Brief: Gather all lines in the data that hold the string "Coady".

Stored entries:

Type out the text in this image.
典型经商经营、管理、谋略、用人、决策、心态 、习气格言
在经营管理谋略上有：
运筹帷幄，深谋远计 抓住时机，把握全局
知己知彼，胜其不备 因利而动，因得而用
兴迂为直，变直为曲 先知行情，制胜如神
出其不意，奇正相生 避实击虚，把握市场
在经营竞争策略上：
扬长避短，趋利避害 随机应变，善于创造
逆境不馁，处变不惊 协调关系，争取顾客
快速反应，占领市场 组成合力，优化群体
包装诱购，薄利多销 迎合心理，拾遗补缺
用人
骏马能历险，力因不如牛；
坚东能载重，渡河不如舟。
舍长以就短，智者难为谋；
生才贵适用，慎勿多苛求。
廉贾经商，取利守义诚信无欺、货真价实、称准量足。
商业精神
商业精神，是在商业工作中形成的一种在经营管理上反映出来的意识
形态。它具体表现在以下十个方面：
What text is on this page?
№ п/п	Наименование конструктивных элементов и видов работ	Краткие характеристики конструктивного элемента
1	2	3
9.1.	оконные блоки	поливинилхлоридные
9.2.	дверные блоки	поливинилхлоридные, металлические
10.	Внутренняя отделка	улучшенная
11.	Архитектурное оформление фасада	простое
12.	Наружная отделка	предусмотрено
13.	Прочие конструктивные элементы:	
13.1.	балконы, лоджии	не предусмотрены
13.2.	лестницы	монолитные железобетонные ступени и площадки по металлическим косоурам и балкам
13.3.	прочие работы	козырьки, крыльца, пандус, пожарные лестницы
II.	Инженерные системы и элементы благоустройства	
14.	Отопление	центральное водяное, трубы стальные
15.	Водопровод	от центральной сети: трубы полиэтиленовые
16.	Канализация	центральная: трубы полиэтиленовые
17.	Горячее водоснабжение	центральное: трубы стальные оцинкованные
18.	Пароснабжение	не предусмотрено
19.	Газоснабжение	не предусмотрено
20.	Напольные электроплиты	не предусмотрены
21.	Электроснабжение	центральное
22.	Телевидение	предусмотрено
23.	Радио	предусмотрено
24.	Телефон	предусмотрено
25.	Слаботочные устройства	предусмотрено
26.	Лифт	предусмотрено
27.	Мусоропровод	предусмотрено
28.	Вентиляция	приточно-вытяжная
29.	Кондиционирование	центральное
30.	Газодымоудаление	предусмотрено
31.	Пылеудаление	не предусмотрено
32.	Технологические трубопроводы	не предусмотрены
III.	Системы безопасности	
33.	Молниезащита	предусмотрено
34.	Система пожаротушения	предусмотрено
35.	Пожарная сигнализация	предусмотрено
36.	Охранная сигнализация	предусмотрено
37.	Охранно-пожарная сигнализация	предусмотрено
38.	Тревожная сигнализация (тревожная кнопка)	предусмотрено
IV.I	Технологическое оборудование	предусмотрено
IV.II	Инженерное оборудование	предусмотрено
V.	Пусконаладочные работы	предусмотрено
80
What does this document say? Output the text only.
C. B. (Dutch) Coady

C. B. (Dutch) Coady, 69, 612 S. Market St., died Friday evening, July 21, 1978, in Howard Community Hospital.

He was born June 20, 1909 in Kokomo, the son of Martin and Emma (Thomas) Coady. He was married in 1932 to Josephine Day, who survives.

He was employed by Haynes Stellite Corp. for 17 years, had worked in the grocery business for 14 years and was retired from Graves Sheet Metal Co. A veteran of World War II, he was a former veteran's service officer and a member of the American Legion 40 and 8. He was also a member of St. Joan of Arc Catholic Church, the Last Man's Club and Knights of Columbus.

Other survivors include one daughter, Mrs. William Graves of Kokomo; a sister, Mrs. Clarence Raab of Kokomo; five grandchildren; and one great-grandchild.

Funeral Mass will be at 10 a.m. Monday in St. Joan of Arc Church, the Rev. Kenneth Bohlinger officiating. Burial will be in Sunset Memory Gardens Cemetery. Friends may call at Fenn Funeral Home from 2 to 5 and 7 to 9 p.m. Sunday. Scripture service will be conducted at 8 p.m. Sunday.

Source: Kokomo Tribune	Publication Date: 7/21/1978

Full answer:
C. B. (Dutch) Coady
C. B. (Dutch) Coady, 69, 612 S. Market St., died Friday evening, July 21, 1978, in Howard Community Hospital.
He was born June 20, 1909 in Kokomo, the son of Martin and Emma (Thomas) Coady. He was married in 1932 to Josephine Day, who survives.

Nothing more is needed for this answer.